EXERCISE DIRECTIONS:
Write the entries below out again in full. Match every character.

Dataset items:
::::::

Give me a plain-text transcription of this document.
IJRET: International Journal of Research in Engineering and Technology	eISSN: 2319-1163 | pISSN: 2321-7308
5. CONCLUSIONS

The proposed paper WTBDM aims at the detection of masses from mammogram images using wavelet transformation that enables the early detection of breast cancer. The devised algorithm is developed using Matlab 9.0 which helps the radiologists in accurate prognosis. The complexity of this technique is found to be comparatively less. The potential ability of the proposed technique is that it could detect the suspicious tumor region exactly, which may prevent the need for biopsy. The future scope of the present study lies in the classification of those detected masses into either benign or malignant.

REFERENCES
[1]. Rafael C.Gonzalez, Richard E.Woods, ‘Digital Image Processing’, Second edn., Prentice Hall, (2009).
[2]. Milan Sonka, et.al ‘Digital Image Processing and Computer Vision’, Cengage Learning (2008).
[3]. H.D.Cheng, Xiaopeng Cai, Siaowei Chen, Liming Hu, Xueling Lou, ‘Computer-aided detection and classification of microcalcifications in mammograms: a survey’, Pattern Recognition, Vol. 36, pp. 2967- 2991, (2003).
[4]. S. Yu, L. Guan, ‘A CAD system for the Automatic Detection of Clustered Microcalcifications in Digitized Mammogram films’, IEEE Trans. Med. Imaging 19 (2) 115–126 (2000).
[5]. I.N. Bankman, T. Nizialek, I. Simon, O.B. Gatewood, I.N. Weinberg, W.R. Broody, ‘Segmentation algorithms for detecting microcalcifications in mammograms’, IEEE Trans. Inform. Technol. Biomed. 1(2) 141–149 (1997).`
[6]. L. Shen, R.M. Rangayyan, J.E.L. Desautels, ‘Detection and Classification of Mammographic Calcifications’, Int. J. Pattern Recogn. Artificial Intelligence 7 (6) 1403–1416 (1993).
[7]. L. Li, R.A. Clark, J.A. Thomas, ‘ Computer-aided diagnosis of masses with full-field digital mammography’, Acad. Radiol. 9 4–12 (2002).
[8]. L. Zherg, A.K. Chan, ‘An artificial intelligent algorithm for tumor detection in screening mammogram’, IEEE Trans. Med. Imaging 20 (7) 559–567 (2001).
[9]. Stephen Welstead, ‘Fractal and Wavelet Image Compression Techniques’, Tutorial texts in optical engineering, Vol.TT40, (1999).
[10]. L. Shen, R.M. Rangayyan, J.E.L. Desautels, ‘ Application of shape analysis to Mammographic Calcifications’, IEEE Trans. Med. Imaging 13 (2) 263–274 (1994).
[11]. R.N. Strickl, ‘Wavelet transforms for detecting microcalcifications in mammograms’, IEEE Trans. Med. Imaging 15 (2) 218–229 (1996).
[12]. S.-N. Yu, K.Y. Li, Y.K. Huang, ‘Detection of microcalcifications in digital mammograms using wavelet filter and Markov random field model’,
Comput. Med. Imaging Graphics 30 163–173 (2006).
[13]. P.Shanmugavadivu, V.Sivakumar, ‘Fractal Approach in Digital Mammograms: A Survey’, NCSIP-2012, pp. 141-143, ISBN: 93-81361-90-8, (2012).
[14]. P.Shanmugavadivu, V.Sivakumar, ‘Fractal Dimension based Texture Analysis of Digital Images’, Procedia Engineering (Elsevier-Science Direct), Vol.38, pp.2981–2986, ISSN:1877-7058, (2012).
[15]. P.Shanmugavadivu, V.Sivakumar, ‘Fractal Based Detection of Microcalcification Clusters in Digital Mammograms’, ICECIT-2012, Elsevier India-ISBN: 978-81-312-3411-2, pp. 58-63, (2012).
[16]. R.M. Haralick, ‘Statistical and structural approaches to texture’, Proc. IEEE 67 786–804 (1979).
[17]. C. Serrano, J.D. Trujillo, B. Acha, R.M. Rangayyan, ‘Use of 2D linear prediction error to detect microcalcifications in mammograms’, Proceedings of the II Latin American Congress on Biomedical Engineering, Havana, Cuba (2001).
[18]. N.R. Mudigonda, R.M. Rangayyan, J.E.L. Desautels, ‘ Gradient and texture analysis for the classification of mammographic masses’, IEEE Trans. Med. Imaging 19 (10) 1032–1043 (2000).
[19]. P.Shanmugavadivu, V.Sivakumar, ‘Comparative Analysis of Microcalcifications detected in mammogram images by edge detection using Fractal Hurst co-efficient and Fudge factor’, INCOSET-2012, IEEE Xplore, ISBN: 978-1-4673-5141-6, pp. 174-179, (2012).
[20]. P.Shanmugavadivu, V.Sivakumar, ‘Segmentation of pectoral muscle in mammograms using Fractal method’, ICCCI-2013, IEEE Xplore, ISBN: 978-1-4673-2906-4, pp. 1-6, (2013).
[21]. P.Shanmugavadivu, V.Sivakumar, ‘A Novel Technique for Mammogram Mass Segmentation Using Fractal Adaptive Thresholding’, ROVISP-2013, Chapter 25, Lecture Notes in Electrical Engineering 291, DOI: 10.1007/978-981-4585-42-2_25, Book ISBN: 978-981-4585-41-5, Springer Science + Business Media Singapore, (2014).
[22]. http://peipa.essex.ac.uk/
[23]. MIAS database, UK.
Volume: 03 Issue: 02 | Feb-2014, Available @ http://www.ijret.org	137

::::::

SOLUTION TO THIS PROBLEM:
Give me a plain-text transcription of this document.
IJRET: International Journal of Research in Engineering and Technology	eISSN: 2319-1163 | pISSN: 2321-7308
5. CONCLUSIONS

The proposed paper WTBDM aims at the detection of masses from mammogram images using wavelet transformation that enables the early detection of breast cancer. The devised algorithm is developed using Matlab 9.0 which helps the radiologists in accurate prognosis. The complexity of this technique is found to be comparatively less. The potential ability of the proposed technique is that it could detect the suspicious tumor region exactly, which may prevent the need for biopsy. The future scope of the present study lies in the classification of those detected masses into either benign or malignant.

REFERENCES
[1]. Rafael C.Gonzalez, Richard E.Woods, ‘Digital Image Processing’, Second edn., Prentice Hall, (2009).
[2]. Milan Sonka, et.al ‘Digital Image Processing and Computer Vision’, Cengage Learning (2008).
[3]. H.D.Cheng, Xiaopeng Cai, Siaowei Chen, Liming Hu, Xueling Lou, ‘Computer-aided detection and classification of microcalcifications in mammograms: a survey’, Pattern Recognition, Vol. 36, pp. 2967- 2991, (2003).
[4]. S. Yu, L. Guan, ‘A CAD system for the Automatic Detection of Clustered Microcalcifications in Digitized Mammogram films’, IEEE Trans. Med. Imaging 19 (2) 115–126 (2000).
[5]. I.N. Bankman, T. Nizialek, I. Simon, O.B. Gatewood, I.N. Weinberg, W.R. Broody, ‘Segmentation algorithms for detecting microcalcifications in mammograms’, IEEE Trans. Inform. Technol. Biomed. 1(2) 141–149 (1997).`
[6]. L. Shen, R.M. Rangayyan, J.E.L. Desautels, ‘Detection and Classification of Mammographic Calcifications’, Int. J. Pattern Recogn. Artificial Intelligence 7 (6) 1403–1416 (1993).
[7]. L. Li, R.A. Clark, J.A. Thomas, ‘ Computer-aided diagnosis of masses with full-field digital mammography’, Acad. Radiol. 9 4–12 (2002).
[8]. L. Zherg, A.K. Chan, ‘An artificial intelligent algorithm for tumor detection in screening mammogram’, IEEE Trans. Med. Imaging 20 (7) 559–567 (2001).
[9]. Stephen Welstead, ‘Fractal and Wavelet Image Compression Techniques’, Tutorial texts in optical engineering, Vol.TT40, (1999).
[10]. L. Shen, R.M. Rangayyan, J.E.L. Desautels, ‘ Application of shape analysis to Mammographic Calcifications’, IEEE Trans. Med. Imaging 13 (2) 263–274 (1994).
[11]. R.N. Strickl, ‘Wavelet transforms for detecting microcalcifications in mammograms’, IEEE Trans. Med. Imaging 15 (2) 218–229 (1996).
[12]. S.-N. Yu, K.Y. Li, Y.K. Huang, ‘Detection of microcalcifications in digital mammograms using wavelet filter and Markov random field model’,
Comput. Med. Imaging Graphics 30 163–173 (2006).
[13]. P.Shanmugavadivu, V.Sivakumar, ‘Fractal Approach in Digital Mammograms: A Survey’, NCSIP-2012, pp. 141-143, ISBN: 93-81361-90-8, (2012).
[14]. P.Shanmugavadivu, V.Sivakumar, ‘Fractal Dimension based Texture Analysis of Digital Images’, Procedia Engineering (Elsevier-Science Direct), Vol.38, pp.2981–2986, ISSN:1877-7058, (2012).
[15]. P.Shanmugavadivu, V.Sivakumar, ‘Fractal Based Detection of Microcalcification Clusters in Digital Mammograms’, ICECIT-2012, Elsevier India-ISBN: 978-81-312-3411-2, pp. 58-63, (2012).
[16]. R.M. Haralick, ‘Statistical and structural approaches to texture’, Proc. IEEE 67 786–804 (1979).
[17]. C. Serrano, J.D. Trujillo, B. Acha, R.M. Rangayyan, ‘Use of 2D linear prediction error to detect microcalcifications in mammograms’, Proceedings of the II Latin American Congress on Biomedical Engineering, Havana, Cuba (2001).
[18]. N.R. Mudigonda, R.M. Rangayyan, J.E.L. Desautels, ‘ Gradient and texture analysis for the classification of mammographic masses’, IEEE Trans. Med. Imaging 19 (10) 1032–1043 (2000).
[19]. P.Shanmugavadivu, V.Sivakumar, ‘Comparative Analysis of Microcalcifications detected in mammogram images by edge detection using Fractal Hurst co-efficient and Fudge factor’, INCOSET-2012, IEEE Xplore, ISBN: 978-1-4673-5141-6, pp. 174-179, (2012).
[20]. P.Shanmugavadivu, V.Sivakumar, ‘Segmentation of pectoral muscle in mammograms using Fractal method’, ICCCI-2013, IEEE Xplore, ISBN: 978-1-4673-2906-4, pp. 1-6, (2013).
[21]. P.Shanmugavadivu, V.Sivakumar, ‘A Novel Technique for Mammogram Mass Segmentation Using Fractal Adaptive Thresholding’, ROVISP-2013, Chapter 25, Lecture Notes in Electrical Engineering 291, DOI: 10.1007/978-981-4585-42-2_25, Book ISBN: 978-981-4585-41-5, Springer Science + Business Media Singapore, (2014).
[22]. http://peipa.essex.ac.uk/
[23]. MIAS database, UK.
Volume: 03 Issue: 02 | Feb-2014, Available @ http://www.ijret.org	137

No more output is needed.